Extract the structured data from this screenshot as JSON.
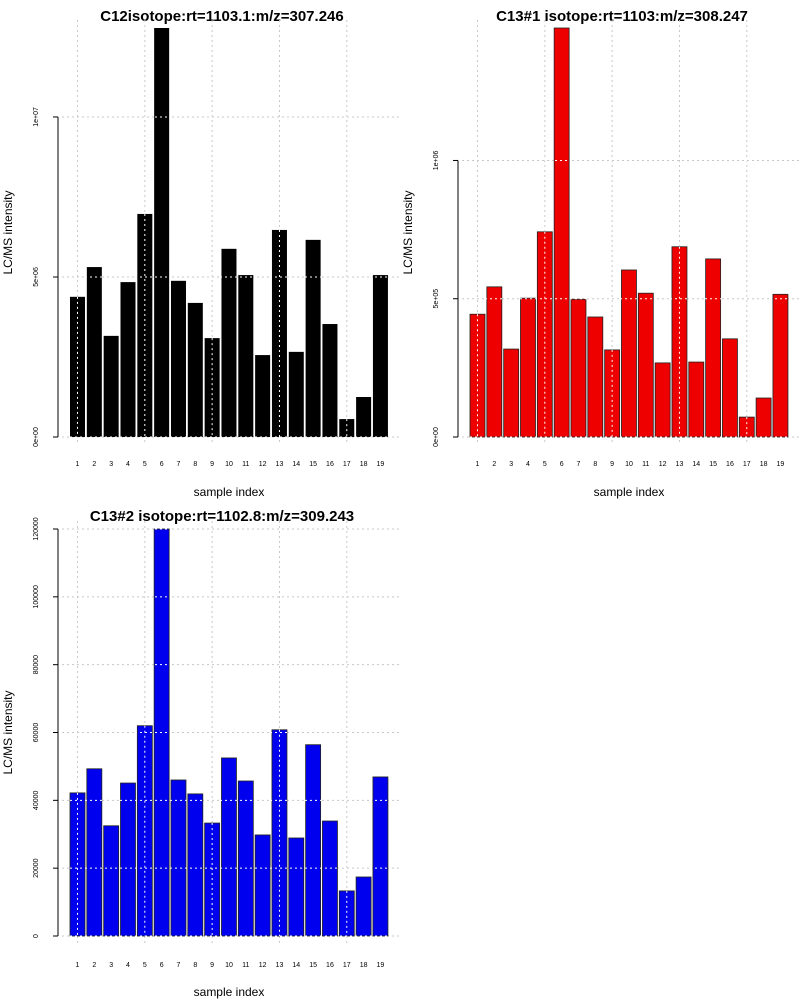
{
  "chart_data": [
    {
      "type": "bar",
      "title": "C12isotope:rt=1103.1:m/z=307.246",
      "xlabel": "sample index",
      "ylabel": "LC/MS intensity",
      "categories": [
        "1",
        "2",
        "3",
        "4",
        "5",
        "6",
        "7",
        "8",
        "9",
        "10",
        "11",
        "12",
        "13",
        "14",
        "15",
        "16",
        "17",
        "18",
        "19"
      ],
      "values": [
        4380000,
        5310000,
        3160000,
        4840000,
        6970000,
        12800000,
        4880000,
        4190000,
        3090000,
        5880000,
        5060000,
        2560000,
        6470000,
        2660000,
        6160000,
        3530000,
        560000,
        1250000,
        5060000
      ],
      "ylim": [
        0,
        12780000
      ],
      "yticks": [
        0,
        5000000,
        10000000
      ],
      "ytick_labels": [
        "0e+00",
        "5e+06",
        "1e+07"
      ],
      "color": "#000000",
      "grid": true
    },
    {
      "type": "bar",
      "title": "C13#1 isotope:rt=1103:m/z=308.247",
      "xlabel": "sample index",
      "ylabel": "LC/MS intensity",
      "categories": [
        "1",
        "2",
        "3",
        "4",
        "5",
        "6",
        "7",
        "8",
        "9",
        "10",
        "11",
        "12",
        "13",
        "14",
        "15",
        "16",
        "17",
        "18",
        "19"
      ],
      "values": [
        444000,
        543000,
        318000,
        502000,
        742000,
        1479000,
        498000,
        434000,
        315000,
        604000,
        520000,
        268000,
        688000,
        271000,
        644000,
        355000,
        72000,
        141000,
        516000
      ],
      "ylim": [
        0,
        1479000
      ],
      "yticks": [
        0,
        500000,
        1000000
      ],
      "ytick_labels": [
        "0e+00",
        "5e+05",
        "1e+06"
      ],
      "color": "#ee0000",
      "grid": true
    },
    {
      "type": "bar",
      "title": "C13#2 isotope:rt=1102.8:m/z=309.243",
      "xlabel": "sample index",
      "ylabel": "LC/MS intensity",
      "categories": [
        "1",
        "2",
        "3",
        "4",
        "5",
        "6",
        "7",
        "8",
        "9",
        "10",
        "11",
        "12",
        "13",
        "14",
        "15",
        "16",
        "17",
        "18",
        "19"
      ],
      "values": [
        42200,
        49300,
        32500,
        45100,
        62000,
        120000,
        46000,
        41900,
        33300,
        52500,
        45700,
        29800,
        60800,
        28900,
        56400,
        33900,
        13300,
        17400,
        46900
      ],
      "ylim": [
        0,
        120000
      ],
      "yticks": [
        0,
        20000,
        40000,
        60000,
        80000,
        100000,
        120000
      ],
      "ytick_labels": [
        "0",
        "20000",
        "40000",
        "60000",
        "80000",
        "100000",
        "120000"
      ],
      "color": "#0000ee",
      "grid": true
    }
  ]
}
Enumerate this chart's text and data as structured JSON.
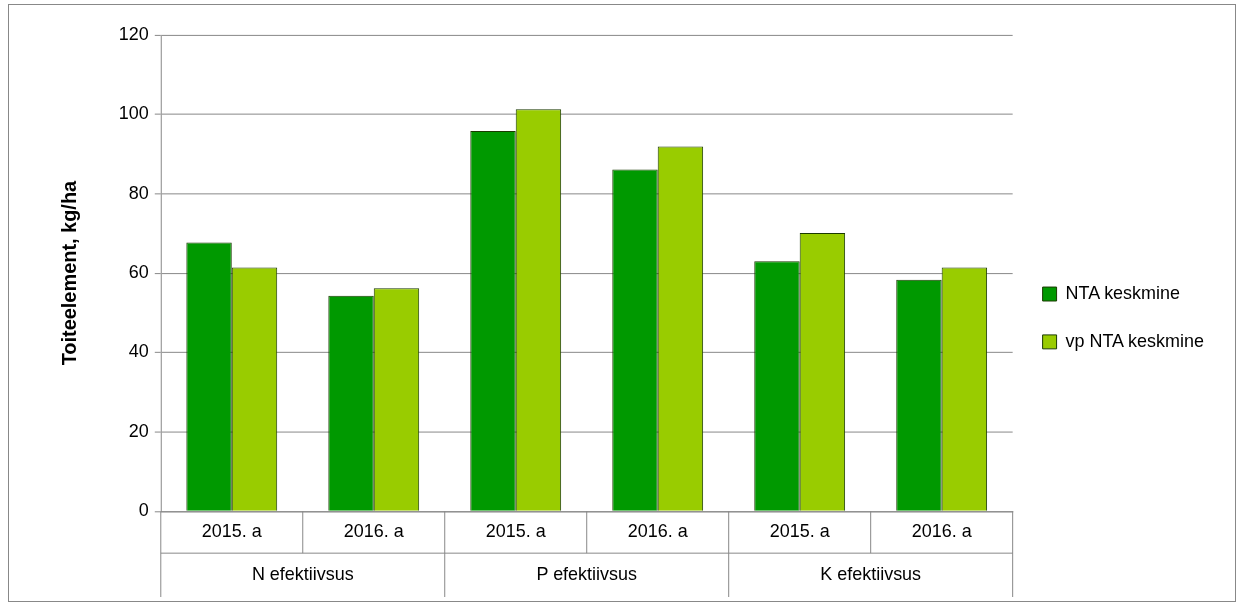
{
  "chart_data": {
    "type": "bar",
    "ylabel": "Toiteelement, kg/ha",
    "categories": [
      "2015. a",
      "2016. a",
      "2015. a",
      "2016. a",
      "2015. a",
      "2016. a"
    ],
    "annotations": [
      "N efektiivsus",
      "P efektiivsus",
      "K efektiivsus"
    ],
    "series": [
      {
        "name": "NTA keskmine",
        "color": "#009900",
        "values": [
          67.7,
          54.3,
          95.8,
          86.1,
          63,
          58.3
        ]
      },
      {
        "name": "vp NTA keskmine",
        "color": "#99cc00",
        "values": [
          61.4,
          56.2,
          101.3,
          91.9,
          70.1,
          61.4
        ]
      }
    ],
    "ylim": [
      0,
      120
    ],
    "yticks": [
      0,
      20,
      40,
      60,
      80,
      100,
      120
    ],
    "grid": "y",
    "legend": "right"
  }
}
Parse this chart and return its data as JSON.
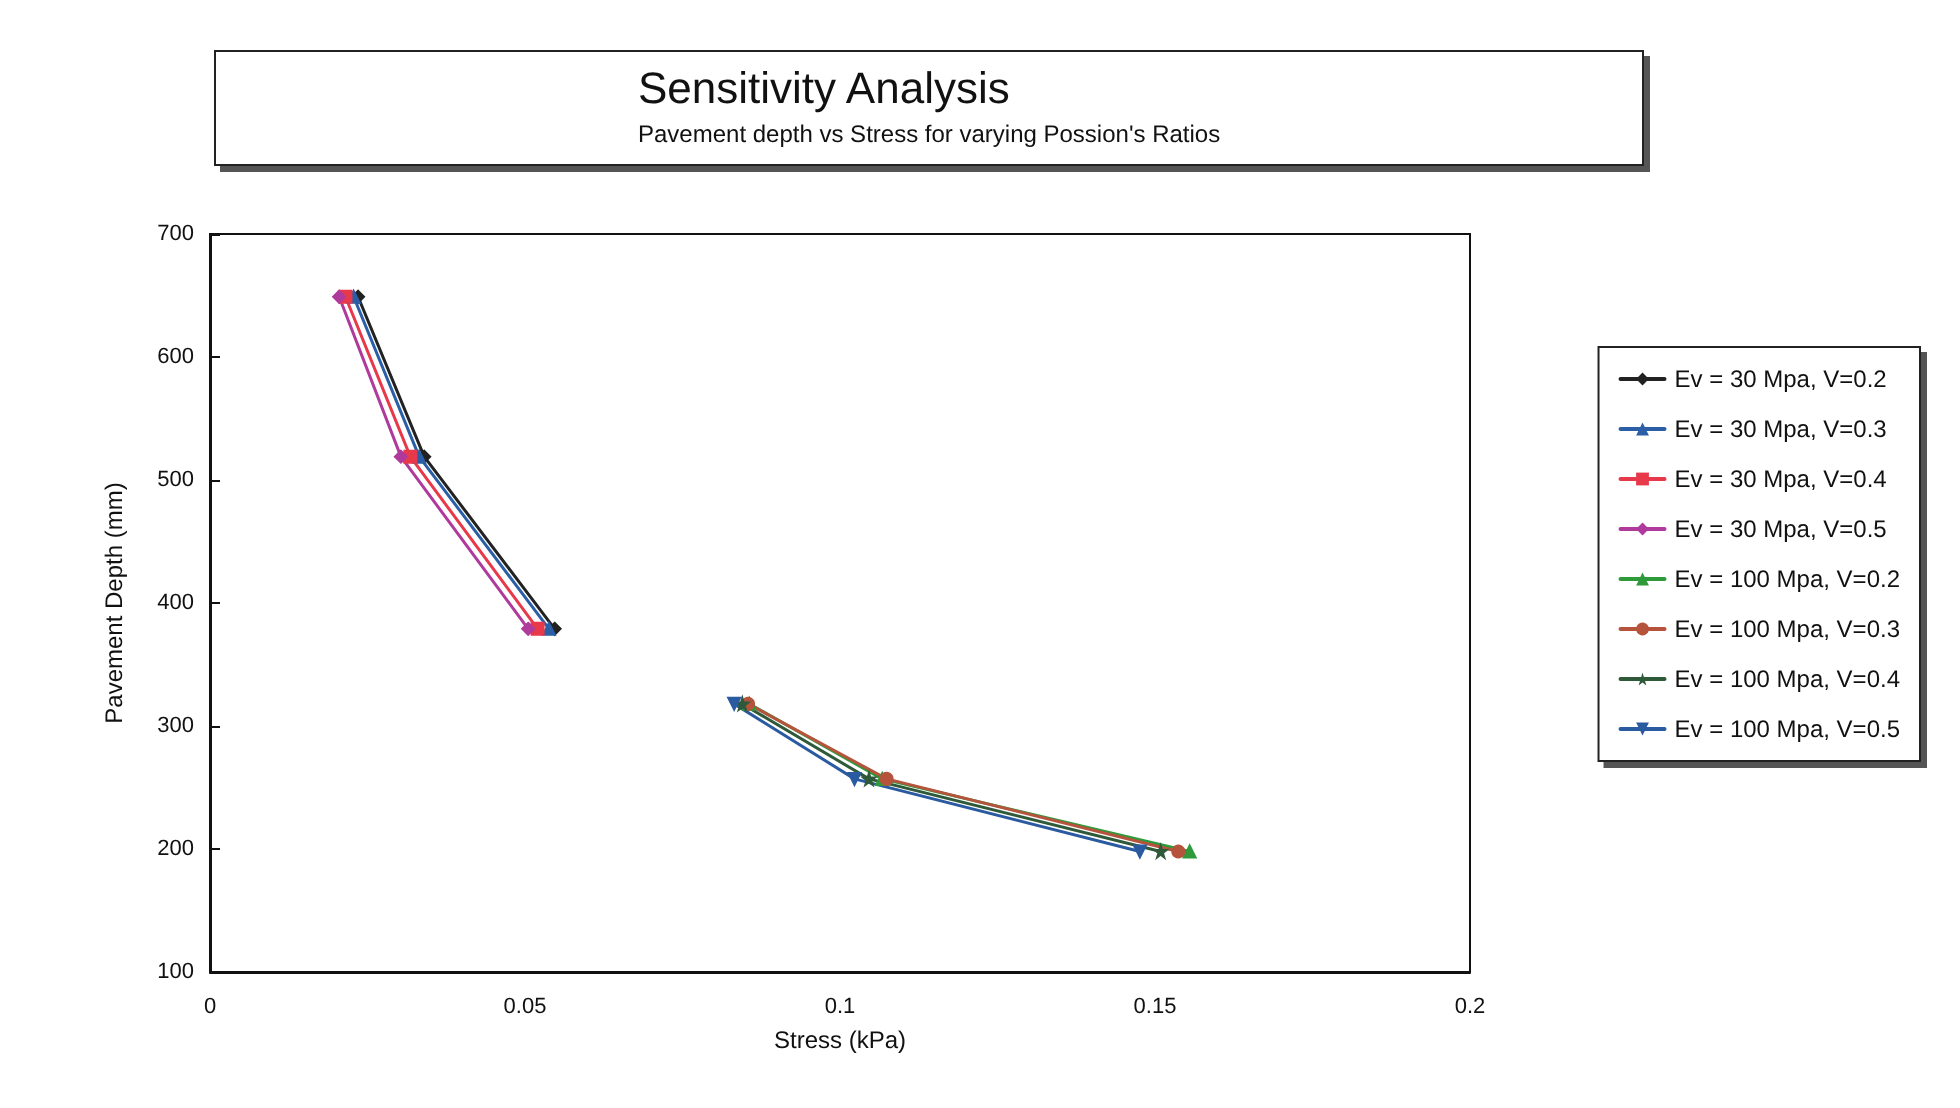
{
  "chart_data": {
    "type": "line",
    "title": "Sensitivity Analysis",
    "subtitle": "Pavement depth vs Stress for varying Possion's Ratios",
    "xlabel": "Stress (kPa)",
    "ylabel": "Pavement Depth (mm)",
    "xlim": [
      0,
      0.2
    ],
    "xticks": [
      0,
      0.05,
      0.1,
      0.15,
      0.2
    ],
    "ylim": [
      100,
      700
    ],
    "yticks": [
      100,
      200,
      300,
      400,
      500,
      600,
      700
    ],
    "grid": false,
    "legend": "right",
    "line_style": "solid",
    "series": [
      {
        "name": "Ev = 30 Mpa, V=0.2",
        "color": "#222222",
        "marker": "diamond",
        "x": [
          0.0235,
          0.034,
          0.0547
        ],
        "values": [
          649,
          519,
          379
        ]
      },
      {
        "name": "Ev = 30 Mpa, V=0.3",
        "color": "#2a5fa8",
        "marker": "triangle",
        "x": [
          0.0228,
          0.0332,
          0.0538
        ],
        "values": [
          649,
          519,
          379
        ]
      },
      {
        "name": "Ev = 30 Mpa, V=0.4",
        "color": "#e8394a",
        "marker": "square",
        "x": [
          0.0215,
          0.0318,
          0.052
        ],
        "values": [
          649,
          519,
          379
        ]
      },
      {
        "name": "Ev = 30 Mpa, V=0.5",
        "color": "#b03a9c",
        "marker": "diamond",
        "x": [
          0.0205,
          0.0303,
          0.0505
        ],
        "values": [
          649,
          519,
          379
        ]
      },
      {
        "name": "Ev = 100 Mpa, V=0.2",
        "color": "#2e9a3a",
        "marker": "triangle",
        "x": [
          0.0856,
          0.1067,
          0.1555
        ],
        "values": [
          318,
          257,
          198
        ]
      },
      {
        "name": "Ev = 100 Mpa, V=0.3",
        "color": "#b5533c",
        "marker": "circle",
        "x": [
          0.0854,
          0.1074,
          0.1537
        ],
        "values": [
          318,
          257,
          198
        ]
      },
      {
        "name": "Ev = 100 Mpa, V=0.4",
        "color": "#2f5a3a",
        "marker": "star",
        "x": [
          0.0845,
          0.1046,
          0.1509
        ],
        "values": [
          318,
          257,
          198
        ]
      },
      {
        "name": "Ev = 100 Mpa, V=0.5",
        "color": "#2a5aa0",
        "marker": "triangle-down",
        "x": [
          0.0832,
          0.1023,
          0.1476
        ],
        "values": [
          318,
          257,
          198
        ]
      }
    ]
  }
}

☆ ☆ ☆

**Stated problem**
Show all lines in the entries above where the string "this" appears.

**Solution**
Extract the structured data from this screenshot as JSON.
Enumerate this chart's text and data as structured JSON.
Parse this chart and return its data as JSON.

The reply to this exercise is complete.